The records that follow are to be transcribed in full, without their images.

*SOURCE DATA*.
** start **

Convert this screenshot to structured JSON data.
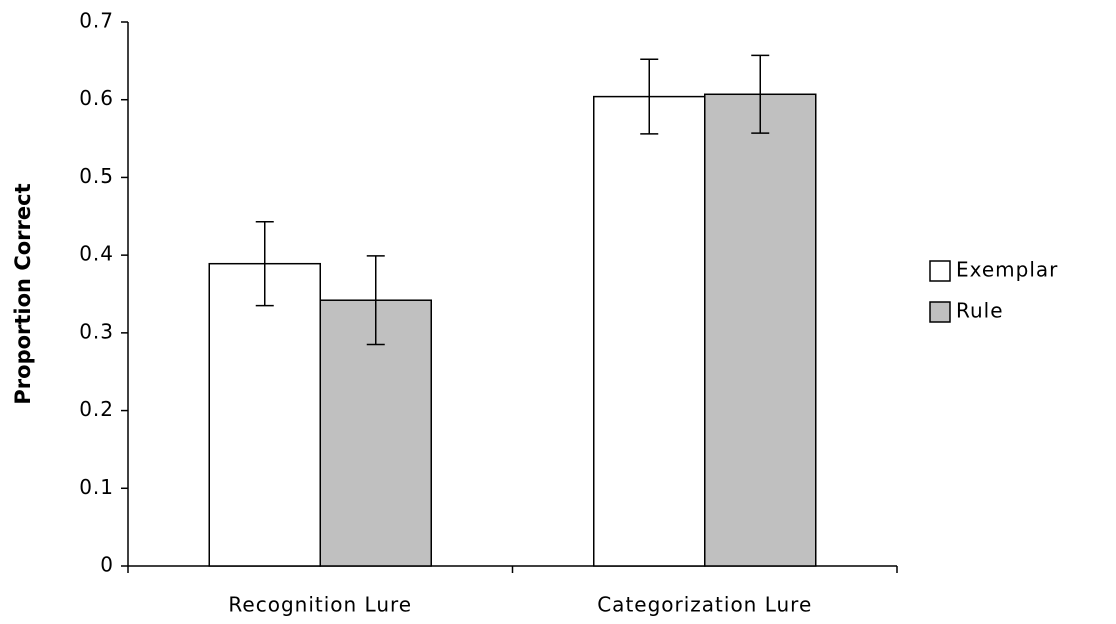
{
  "chart_data": {
    "type": "bar",
    "y_label": "Proportion Correct",
    "categories": [
      "Recognition Lure",
      "Categorization Lure"
    ],
    "series": [
      {
        "name": "Exemplar",
        "color": "#ffffff",
        "values": [
          0.389,
          0.604
        ],
        "errors": [
          0.054,
          0.048
        ]
      },
      {
        "name": "Rule",
        "color": "#c0c0c0",
        "values": [
          0.342,
          0.607
        ],
        "errors": [
          0.057,
          0.05
        ]
      }
    ],
    "ylim": [
      0,
      0.7
    ],
    "yticks": [
      0,
      0.1,
      0.2,
      0.3,
      0.4,
      0.5,
      0.6,
      0.7
    ],
    "grid": false,
    "legend": "right"
  }
}
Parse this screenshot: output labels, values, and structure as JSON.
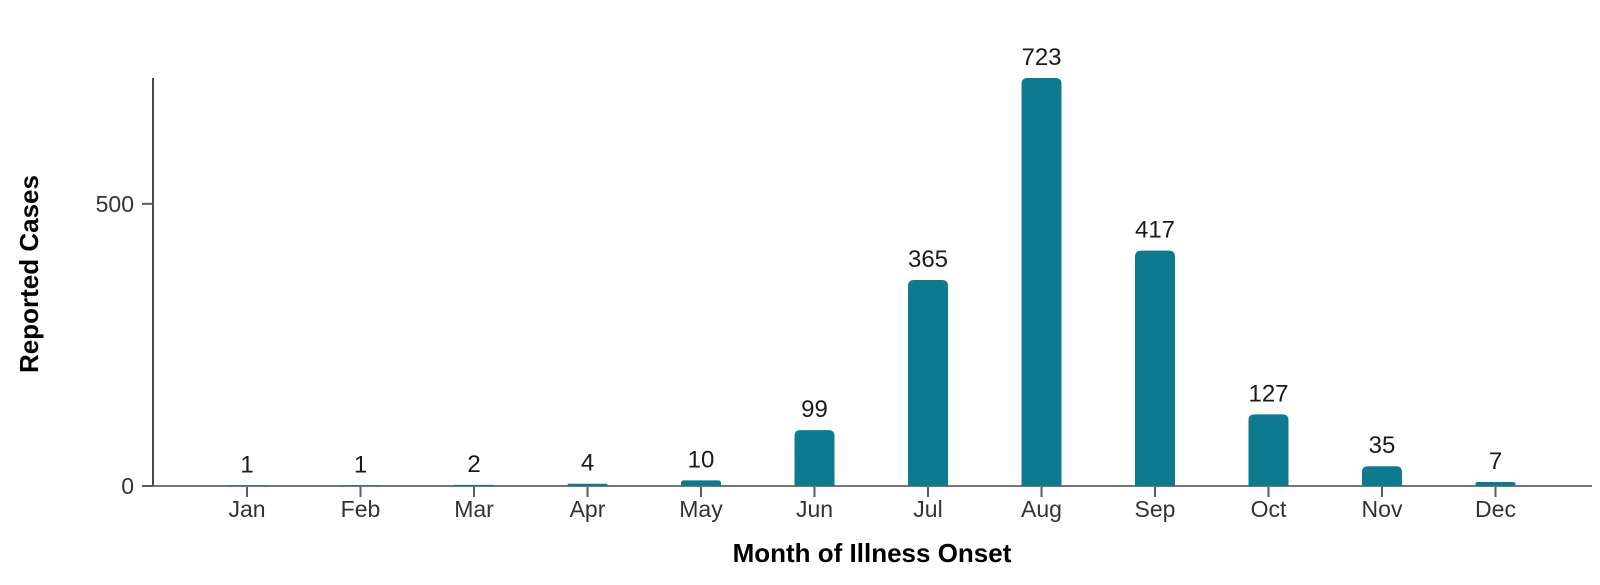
{
  "chart_data": {
    "type": "bar",
    "title": "",
    "categories": [
      "Jan",
      "Feb",
      "Mar",
      "Apr",
      "May",
      "Jun",
      "Jul",
      "Aug",
      "Sep",
      "Oct",
      "Nov",
      "Dec"
    ],
    "values": [
      1,
      1,
      2,
      4,
      10,
      99,
      365,
      723,
      417,
      127,
      35,
      7
    ],
    "xlabel": "Month of Illness Onset",
    "ylabel": "Reported Cases",
    "y_ticks": [
      {
        "value": 0,
        "label": "0"
      },
      {
        "value": 500,
        "label": "500"
      }
    ],
    "ylim": [
      0,
      723
    ],
    "value_labels_shown": true,
    "grid": false,
    "legend": "none",
    "colors": {
      "bar": "#0e7a90",
      "value_label": "#1a1a1a",
      "tick_label": "#333333",
      "axis_title": "#262626",
      "y_axis_line": "#4a4a4a",
      "x_axis_line": "#767676",
      "tick_mark": "#5c5c5c",
      "background": "#ffffff"
    }
  }
}
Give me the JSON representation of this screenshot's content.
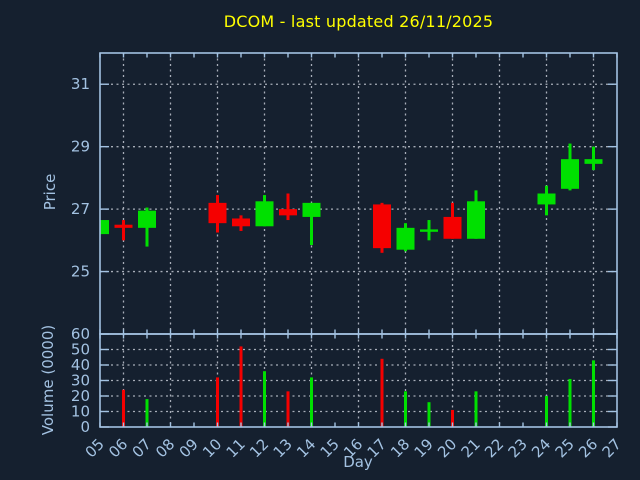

** end **

*WORKED SOLUTION*.
Convert this screenshot to structured JSON data.
{
  "chart_data": {
    "type": "bar",
    "y_label": "Proportion Correct",
    "categories": [
      "Recognition Lure",
      "Categorization Lure"
    ],
    "series": [
      {
        "name": "Exemplar",
        "color": "#ffffff",
        "values": [
          0.389,
          0.604
        ],
        "errors": [
          0.054,
          0.048
        ]
      },
      {
        "name": "Rule",
        "color": "#c0c0c0",
        "values": [
          0.342,
          0.607
        ],
        "errors": [
          0.057,
          0.05
        ]
      }
    ],
    "ylim": [
      0,
      0.7
    ],
    "yticks": [
      0,
      0.1,
      0.2,
      0.3,
      0.4,
      0.5,
      0.6,
      0.7
    ],
    "grid": false,
    "legend": "right"
  }
}
Parse this screenshot: output labels, values, and structure as JSON.
{
  "chart_data": {
    "type": "bar",
    "title": "",
    "categories": [
      "Jan",
      "Feb",
      "Mar",
      "Apr",
      "May",
      "Jun",
      "Jul",
      "Aug",
      "Sep",
      "Oct",
      "Nov",
      "Dec"
    ],
    "values": [
      1,
      1,
      2,
      4,
      10,
      99,
      365,
      723,
      417,
      127,
      35,
      7
    ],
    "xlabel": "Month of Illness Onset",
    "ylabel": "Reported Cases",
    "y_ticks": [
      {
        "value": 0,
        "label": "0"
      },
      {
        "value": 500,
        "label": "500"
      }
    ],
    "ylim": [
      0,
      723
    ],
    "value_labels_shown": true,
    "grid": false,
    "legend": "none",
    "colors": {
      "bar": "#0e7a90",
      "value_label": "#1a1a1a",
      "tick_label": "#333333",
      "axis_title": "#262626",
      "y_axis_line": "#4a4a4a",
      "x_axis_line": "#767676",
      "tick_mark": "#5c5c5c",
      "background": "#ffffff"
    }
  }
}
Give me the JSON representation of this screenshot's content.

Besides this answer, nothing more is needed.